**Extracted entries:**
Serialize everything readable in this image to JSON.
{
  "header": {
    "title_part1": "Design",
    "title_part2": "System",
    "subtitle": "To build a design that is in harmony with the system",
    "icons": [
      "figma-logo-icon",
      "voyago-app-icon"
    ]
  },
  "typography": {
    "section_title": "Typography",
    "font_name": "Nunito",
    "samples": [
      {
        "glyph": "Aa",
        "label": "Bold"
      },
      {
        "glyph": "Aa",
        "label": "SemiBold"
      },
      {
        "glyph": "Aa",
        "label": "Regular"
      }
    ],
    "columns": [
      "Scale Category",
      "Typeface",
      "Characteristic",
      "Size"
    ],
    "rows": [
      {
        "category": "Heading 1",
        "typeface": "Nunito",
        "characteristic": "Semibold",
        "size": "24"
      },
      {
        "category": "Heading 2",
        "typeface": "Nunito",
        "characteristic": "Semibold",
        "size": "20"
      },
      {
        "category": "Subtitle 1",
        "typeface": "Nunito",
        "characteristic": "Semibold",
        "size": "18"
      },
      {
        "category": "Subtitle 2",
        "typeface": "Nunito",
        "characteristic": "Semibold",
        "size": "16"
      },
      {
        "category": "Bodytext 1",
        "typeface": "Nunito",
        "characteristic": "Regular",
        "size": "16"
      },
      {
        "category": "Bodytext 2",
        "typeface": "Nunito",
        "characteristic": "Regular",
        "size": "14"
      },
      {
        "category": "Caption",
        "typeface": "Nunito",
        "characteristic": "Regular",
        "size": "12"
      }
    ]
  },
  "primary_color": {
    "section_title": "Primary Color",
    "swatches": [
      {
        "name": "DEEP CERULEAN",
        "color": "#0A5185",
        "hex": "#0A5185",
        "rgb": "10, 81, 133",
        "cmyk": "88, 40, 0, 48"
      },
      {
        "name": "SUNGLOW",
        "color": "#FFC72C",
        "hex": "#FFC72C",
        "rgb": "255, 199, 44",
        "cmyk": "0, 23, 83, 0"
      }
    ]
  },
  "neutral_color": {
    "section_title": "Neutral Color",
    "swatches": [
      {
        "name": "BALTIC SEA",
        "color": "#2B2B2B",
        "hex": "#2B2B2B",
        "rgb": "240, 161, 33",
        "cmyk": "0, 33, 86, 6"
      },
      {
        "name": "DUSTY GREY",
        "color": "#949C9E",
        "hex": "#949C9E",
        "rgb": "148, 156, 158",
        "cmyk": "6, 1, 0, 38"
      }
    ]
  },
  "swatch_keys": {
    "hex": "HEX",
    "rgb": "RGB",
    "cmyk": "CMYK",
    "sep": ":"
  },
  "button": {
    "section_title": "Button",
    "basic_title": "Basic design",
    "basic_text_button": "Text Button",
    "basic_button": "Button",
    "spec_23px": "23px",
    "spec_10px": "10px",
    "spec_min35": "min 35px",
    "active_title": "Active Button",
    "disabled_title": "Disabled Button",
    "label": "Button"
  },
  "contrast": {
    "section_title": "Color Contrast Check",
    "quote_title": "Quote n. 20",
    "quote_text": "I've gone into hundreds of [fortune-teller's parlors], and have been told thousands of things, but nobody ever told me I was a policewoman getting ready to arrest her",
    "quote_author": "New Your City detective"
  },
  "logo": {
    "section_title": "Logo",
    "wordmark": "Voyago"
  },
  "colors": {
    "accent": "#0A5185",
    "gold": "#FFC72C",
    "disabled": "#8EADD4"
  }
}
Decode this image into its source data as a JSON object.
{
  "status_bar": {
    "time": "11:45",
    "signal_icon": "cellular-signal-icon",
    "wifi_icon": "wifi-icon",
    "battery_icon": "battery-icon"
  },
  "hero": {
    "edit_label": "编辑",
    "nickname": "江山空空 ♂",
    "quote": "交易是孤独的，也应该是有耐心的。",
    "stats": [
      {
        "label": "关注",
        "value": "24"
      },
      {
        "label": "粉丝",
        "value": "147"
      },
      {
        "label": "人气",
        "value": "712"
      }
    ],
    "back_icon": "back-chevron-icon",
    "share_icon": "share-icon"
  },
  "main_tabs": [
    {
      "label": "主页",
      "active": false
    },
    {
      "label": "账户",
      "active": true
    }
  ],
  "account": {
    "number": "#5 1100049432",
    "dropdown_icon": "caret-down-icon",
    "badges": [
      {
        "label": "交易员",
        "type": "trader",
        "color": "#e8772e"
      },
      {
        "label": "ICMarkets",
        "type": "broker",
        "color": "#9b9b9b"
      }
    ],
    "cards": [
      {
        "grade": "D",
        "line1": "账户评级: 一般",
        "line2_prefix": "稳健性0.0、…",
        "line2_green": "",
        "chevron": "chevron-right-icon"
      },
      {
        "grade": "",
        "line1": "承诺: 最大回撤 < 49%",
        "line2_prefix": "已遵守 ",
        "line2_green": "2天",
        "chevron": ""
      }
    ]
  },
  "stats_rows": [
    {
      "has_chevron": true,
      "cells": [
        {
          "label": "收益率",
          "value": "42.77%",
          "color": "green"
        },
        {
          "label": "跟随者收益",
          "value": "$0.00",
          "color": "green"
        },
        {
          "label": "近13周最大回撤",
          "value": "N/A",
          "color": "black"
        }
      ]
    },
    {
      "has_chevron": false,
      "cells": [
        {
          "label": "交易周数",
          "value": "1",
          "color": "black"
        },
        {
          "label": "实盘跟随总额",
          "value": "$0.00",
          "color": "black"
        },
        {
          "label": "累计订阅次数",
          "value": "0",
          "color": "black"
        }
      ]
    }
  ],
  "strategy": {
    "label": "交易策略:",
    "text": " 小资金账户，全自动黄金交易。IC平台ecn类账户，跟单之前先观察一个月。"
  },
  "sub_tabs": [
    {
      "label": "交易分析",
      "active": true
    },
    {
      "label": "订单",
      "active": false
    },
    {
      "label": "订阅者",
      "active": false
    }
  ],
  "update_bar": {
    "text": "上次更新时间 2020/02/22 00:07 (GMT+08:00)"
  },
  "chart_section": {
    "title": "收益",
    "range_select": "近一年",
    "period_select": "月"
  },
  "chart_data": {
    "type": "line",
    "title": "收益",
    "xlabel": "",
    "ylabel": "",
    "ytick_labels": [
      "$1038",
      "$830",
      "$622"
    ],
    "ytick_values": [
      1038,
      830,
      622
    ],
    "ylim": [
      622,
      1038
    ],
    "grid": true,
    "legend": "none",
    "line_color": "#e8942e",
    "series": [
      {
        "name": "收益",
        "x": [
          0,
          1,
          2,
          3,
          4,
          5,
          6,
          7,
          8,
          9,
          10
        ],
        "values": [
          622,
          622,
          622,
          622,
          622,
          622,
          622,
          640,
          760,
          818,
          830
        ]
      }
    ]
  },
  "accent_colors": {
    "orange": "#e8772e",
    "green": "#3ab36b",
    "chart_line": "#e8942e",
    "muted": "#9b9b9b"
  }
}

**Task details:** Return the full listing, character for character.

**Answer to the problem:**
Serialize everything readable in this image to JSON.
{
  "header": {
    "title_part1": "Design",
    "title_part2": "System",
    "subtitle": "To build a design that is in harmony with the system",
    "icons": [
      "figma-logo-icon",
      "voyago-app-icon"
    ]
  },
  "typography": {
    "section_title": "Typography",
    "font_name": "Nunito",
    "samples": [
      {
        "glyph": "Aa",
        "label": "Bold"
      },
      {
        "glyph": "Aa",
        "label": "SemiBold"
      },
      {
        "glyph": "Aa",
        "label": "Regular"
      }
    ],
    "columns": [
      "Scale Category",
      "Typeface",
      "Characteristic",
      "Size"
    ],
    "rows": [
      {
        "category": "Heading 1",
        "typeface": "Nunito",
        "characteristic": "Semibold",
        "size": "24"
      },
      {
        "category": "Heading 2",
        "typeface": "Nunito",
        "characteristic": "Semibold",
        "size": "20"
      },
      {
        "category": "Subtitle 1",
        "typeface": "Nunito",
        "characteristic": "Semibold",
        "size": "18"
      },
      {
        "category": "Subtitle 2",
        "typeface": "Nunito",
        "characteristic": "Semibold",
        "size": "16"
      },
      {
        "category": "Bodytext 1",
        "typeface": "Nunito",
        "characteristic": "Regular",
        "size": "16"
      },
      {
        "category": "Bodytext 2",
        "typeface": "Nunito",
        "characteristic": "Regular",
        "size": "14"
      },
      {
        "category": "Caption",
        "typeface": "Nunito",
        "characteristic": "Regular",
        "size": "12"
      }
    ]
  },
  "primary_color": {
    "section_title": "Primary Color",
    "swatches": [
      {
        "name": "DEEP CERULEAN",
        "color": "#0A5185",
        "hex": "#0A5185",
        "rgb": "10, 81, 133",
        "cmyk": "88, 40, 0, 48"
      },
      {
        "name": "SUNGLOW",
        "color": "#FFC72C",
        "hex": "#FFC72C",
        "rgb": "255, 199, 44",
        "cmyk": "0, 23, 83, 0"
      }
    ]
  },
  "neutral_color": {
    "section_title": "Neutral Color",
    "swatches": [
      {
        "name": "BALTIC SEA",
        "color": "#2B2B2B",
        "hex": "#2B2B2B",
        "rgb": "240, 161, 33",
        "cmyk": "0, 33, 86, 6"
      },
      {
        "name": "DUSTY GREY",
        "color": "#949C9E",
        "hex": "#949C9E",
        "rgb": "148, 156, 158",
        "cmyk": "6, 1, 0, 38"
      }
    ]
  },
  "swatch_keys": {
    "hex": "HEX",
    "rgb": "RGB",
    "cmyk": "CMYK",
    "sep": ":"
  },
  "button": {
    "section_title": "Button",
    "basic_title": "Basic design",
    "basic_text_button": "Text Button",
    "basic_button": "Button",
    "spec_23px": "23px",
    "spec_10px": "10px",
    "spec_min35": "min 35px",
    "active_title": "Active Button",
    "disabled_title": "Disabled Button",
    "label": "Button"
  },
  "contrast": {
    "section_title": "Color Contrast Check",
    "quote_title": "Quote n. 20",
    "quote_text": "I've gone into hundreds of [fortune-teller's parlors], and have been told thousands of things, but nobody ever told me I was a policewoman getting ready to arrest her",
    "quote_author": "New Your City detective"
  },
  "logo": {
    "section_title": "Logo",
    "wordmark": "Voyago"
  },
  "colors": {
    "accent": "#0A5185",
    "gold": "#FFC72C",
    "disabled": "#8EADD4"
  }
}
Decode this image into its source data as a JSON object.
{
  "status_bar": {
    "time": "11:45",
    "signal_icon": "cellular-signal-icon",
    "wifi_icon": "wifi-icon",
    "battery_icon": "battery-icon"
  },
  "hero": {
    "edit_label": "编辑",
    "nickname": "江山空空 ♂",
    "quote": "交易是孤独的，也应该是有耐心的。",
    "stats": [
      {
        "label": "关注",
        "value": "24"
      },
      {
        "label": "粉丝",
        "value": "147"
      },
      {
        "label": "人气",
        "value": "712"
      }
    ],
    "back_icon": "back-chevron-icon",
    "share_icon": "share-icon"
  },
  "main_tabs": [
    {
      "label": "主页",
      "active": false
    },
    {
      "label": "账户",
      "active": true
    }
  ],
  "account": {
    "number": "#5 1100049432",
    "dropdown_icon": "caret-down-icon",
    "badges": [
      {
        "label": "交易员",
        "type": "trader",
        "color": "#e8772e"
      },
      {
        "label": "ICMarkets",
        "type": "broker",
        "color": "#9b9b9b"
      }
    ],
    "cards": [
      {
        "grade": "D",
        "line1": "账户评级: 一般",
        "line2_prefix": "稳健性0.0、…",
        "line2_green": "",
        "chevron": "chevron-right-icon"
      },
      {
        "grade": "",
        "line1": "承诺: 最大回撤 < 49%",
        "line2_prefix": "已遵守 ",
        "line2_green": "2天",
        "chevron": ""
      }
    ]
  },
  "stats_rows": [
    {
      "has_chevron": true,
      "cells": [
        {
          "label": "收益率",
          "value": "42.77%",
          "color": "green"
        },
        {
          "label": "跟随者收益",
          "value": "$0.00",
          "color": "green"
        },
        {
          "label": "近13周最大回撤",
          "value": "N/A",
          "color": "black"
        }
      ]
    },
    {
      "has_chevron": false,
      "cells": [
        {
          "label": "交易周数",
          "value": "1",
          "color": "black"
        },
        {
          "label": "实盘跟随总额",
          "value": "$0.00",
          "color": "black"
        },
        {
          "label": "累计订阅次数",
          "value": "0",
          "color": "black"
        }
      ]
    }
  ],
  "strategy": {
    "label": "交易策略:",
    "text": " 小资金账户，全自动黄金交易。IC平台ecn类账户，跟单之前先观察一个月。"
  },
  "sub_tabs": [
    {
      "label": "交易分析",
      "active": true
    },
    {
      "label": "订单",
      "active": false
    },
    {
      "label": "订阅者",
      "active": false
    }
  ],
  "update_bar": {
    "text": "上次更新时间 2020/02/22 00:07 (GMT+08:00)"
  },
  "chart_section": {
    "title": "收益",
    "range_select": "近一年",
    "period_select": "月"
  },
  "chart_data": {
    "type": "line",
    "title": "收益",
    "xlabel": "",
    "ylabel": "",
    "ytick_labels": [
      "$1038",
      "$830",
      "$622"
    ],
    "ytick_values": [
      1038,
      830,
      622
    ],
    "ylim": [
      622,
      1038
    ],
    "grid": true,
    "legend": "none",
    "line_color": "#e8942e",
    "series": [
      {
        "name": "收益",
        "x": [
          0,
          1,
          2,
          3,
          4,
          5,
          6,
          7,
          8,
          9,
          10
        ],
        "values": [
          622,
          622,
          622,
          622,
          622,
          622,
          622,
          640,
          760,
          818,
          830
        ]
      }
    ]
  },
  "accent_colors": {
    "orange": "#e8772e",
    "green": "#3ab36b",
    "chart_line": "#e8942e",
    "muted": "#9b9b9b"
  }
}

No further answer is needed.